====== Extracted information ======
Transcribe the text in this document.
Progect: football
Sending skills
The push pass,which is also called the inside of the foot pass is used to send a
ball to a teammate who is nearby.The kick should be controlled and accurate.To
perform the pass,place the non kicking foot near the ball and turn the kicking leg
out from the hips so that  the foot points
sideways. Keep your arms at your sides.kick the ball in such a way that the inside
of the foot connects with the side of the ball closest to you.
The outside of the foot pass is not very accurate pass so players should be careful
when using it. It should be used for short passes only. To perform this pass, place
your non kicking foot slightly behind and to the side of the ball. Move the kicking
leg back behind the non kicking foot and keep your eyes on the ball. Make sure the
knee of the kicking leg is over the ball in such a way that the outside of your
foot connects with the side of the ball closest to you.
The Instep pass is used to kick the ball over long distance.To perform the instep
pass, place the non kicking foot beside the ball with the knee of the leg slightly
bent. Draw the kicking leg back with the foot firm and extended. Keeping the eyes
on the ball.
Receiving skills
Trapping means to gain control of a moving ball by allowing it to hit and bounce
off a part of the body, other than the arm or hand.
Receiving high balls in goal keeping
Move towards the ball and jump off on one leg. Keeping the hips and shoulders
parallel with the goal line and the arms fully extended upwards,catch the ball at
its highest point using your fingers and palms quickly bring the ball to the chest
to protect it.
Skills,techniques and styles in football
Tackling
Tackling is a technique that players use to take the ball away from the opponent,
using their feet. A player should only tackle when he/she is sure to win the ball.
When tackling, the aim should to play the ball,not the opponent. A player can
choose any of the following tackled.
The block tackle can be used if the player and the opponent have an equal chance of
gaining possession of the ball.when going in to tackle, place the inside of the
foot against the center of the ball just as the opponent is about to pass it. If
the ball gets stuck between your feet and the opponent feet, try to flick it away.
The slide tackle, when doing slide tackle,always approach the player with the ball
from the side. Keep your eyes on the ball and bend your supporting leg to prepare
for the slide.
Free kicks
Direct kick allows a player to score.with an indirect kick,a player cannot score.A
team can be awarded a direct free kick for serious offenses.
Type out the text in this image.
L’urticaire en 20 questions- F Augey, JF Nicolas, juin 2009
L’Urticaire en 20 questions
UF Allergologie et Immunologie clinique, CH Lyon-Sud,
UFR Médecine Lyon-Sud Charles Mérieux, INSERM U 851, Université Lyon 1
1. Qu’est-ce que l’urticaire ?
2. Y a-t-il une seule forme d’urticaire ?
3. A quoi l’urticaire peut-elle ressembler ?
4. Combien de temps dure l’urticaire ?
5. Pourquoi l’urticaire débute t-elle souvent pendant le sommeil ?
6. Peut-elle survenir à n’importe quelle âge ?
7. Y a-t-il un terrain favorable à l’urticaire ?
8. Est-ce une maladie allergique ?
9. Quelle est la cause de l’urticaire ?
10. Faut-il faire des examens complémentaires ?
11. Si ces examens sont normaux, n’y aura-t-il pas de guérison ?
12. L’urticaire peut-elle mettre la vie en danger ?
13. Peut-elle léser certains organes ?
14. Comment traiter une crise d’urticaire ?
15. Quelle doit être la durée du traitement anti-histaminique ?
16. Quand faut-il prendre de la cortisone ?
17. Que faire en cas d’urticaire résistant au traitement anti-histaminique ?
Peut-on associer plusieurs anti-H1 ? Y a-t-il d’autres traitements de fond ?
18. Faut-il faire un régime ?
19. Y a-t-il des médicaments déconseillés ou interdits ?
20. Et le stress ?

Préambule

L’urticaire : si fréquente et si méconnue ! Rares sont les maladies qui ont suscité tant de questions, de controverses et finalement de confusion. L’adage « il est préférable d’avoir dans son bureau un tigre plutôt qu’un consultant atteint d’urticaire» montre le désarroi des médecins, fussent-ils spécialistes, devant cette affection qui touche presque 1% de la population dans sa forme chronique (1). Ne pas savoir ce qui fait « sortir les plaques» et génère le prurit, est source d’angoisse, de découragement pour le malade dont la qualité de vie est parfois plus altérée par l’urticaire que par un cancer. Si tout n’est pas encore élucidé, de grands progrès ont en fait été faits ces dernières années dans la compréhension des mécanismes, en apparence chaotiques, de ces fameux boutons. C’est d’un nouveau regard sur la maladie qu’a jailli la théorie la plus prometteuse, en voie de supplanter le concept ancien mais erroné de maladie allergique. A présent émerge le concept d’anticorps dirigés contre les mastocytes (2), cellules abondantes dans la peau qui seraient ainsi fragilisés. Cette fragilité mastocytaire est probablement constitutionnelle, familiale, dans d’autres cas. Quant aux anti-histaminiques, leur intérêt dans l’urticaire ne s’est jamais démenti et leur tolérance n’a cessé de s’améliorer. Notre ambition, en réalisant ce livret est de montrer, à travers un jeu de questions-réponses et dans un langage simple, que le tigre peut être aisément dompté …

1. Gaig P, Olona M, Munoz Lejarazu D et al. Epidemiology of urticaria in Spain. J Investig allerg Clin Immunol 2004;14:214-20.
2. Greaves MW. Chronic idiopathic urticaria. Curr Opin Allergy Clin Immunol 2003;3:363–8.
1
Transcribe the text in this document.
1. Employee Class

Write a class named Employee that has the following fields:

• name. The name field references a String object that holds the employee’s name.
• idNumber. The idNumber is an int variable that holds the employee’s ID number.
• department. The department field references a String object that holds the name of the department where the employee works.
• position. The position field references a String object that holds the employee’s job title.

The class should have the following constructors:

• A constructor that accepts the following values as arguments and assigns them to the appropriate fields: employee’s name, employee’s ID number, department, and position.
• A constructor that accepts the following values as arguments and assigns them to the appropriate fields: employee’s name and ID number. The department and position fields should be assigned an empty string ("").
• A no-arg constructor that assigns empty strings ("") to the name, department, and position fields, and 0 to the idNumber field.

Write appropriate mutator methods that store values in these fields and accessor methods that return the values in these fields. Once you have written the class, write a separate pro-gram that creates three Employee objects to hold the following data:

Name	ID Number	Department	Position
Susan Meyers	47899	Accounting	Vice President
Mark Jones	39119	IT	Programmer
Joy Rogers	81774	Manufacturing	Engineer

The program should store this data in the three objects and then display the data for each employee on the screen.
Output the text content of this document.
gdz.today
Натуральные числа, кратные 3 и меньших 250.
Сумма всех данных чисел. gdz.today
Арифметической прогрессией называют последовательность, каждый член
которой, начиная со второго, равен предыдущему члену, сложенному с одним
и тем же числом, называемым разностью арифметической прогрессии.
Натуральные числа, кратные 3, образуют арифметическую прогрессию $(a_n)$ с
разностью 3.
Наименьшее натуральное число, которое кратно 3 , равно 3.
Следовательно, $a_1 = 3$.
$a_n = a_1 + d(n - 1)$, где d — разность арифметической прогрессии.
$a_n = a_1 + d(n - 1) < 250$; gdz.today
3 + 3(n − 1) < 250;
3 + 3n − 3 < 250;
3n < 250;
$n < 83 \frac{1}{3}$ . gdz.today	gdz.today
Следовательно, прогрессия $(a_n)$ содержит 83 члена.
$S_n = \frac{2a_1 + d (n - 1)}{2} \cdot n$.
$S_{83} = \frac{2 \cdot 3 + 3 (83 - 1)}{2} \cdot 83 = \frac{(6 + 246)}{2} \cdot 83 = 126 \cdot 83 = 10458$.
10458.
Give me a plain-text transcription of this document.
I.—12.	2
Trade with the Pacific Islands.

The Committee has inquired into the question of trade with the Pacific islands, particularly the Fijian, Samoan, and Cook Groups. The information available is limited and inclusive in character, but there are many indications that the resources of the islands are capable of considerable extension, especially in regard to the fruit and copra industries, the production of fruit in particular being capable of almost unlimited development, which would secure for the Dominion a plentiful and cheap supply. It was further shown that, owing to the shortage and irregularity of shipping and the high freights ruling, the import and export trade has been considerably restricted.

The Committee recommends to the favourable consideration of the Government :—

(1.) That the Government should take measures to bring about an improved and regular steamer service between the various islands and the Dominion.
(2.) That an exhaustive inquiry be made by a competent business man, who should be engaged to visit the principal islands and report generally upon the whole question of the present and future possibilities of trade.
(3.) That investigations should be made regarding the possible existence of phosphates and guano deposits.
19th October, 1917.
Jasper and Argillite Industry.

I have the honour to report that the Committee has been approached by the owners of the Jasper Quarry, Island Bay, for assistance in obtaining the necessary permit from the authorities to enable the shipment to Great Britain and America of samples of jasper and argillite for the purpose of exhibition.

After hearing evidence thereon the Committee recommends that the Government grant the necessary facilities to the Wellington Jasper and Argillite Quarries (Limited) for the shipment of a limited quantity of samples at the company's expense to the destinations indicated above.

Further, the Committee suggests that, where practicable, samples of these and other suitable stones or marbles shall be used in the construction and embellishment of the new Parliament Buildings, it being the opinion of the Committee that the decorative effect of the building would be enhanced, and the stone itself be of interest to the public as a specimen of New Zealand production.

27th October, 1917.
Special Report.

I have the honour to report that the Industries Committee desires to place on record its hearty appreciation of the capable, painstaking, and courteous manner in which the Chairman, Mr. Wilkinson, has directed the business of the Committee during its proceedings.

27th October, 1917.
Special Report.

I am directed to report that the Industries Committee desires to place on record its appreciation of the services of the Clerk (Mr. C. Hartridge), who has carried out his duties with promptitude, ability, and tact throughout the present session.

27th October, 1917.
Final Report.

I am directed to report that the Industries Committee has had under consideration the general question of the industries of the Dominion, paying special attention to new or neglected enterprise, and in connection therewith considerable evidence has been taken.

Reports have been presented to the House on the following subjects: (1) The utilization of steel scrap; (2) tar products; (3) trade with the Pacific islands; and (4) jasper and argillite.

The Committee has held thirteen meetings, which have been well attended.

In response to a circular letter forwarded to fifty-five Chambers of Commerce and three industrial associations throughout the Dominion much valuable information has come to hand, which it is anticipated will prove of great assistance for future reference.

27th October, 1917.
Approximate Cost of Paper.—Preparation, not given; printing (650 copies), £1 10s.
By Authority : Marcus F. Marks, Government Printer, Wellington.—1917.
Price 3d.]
======
What is needed:
Scan the records above and report how many lines include the word "assigns", without any other text.

Task solution:
3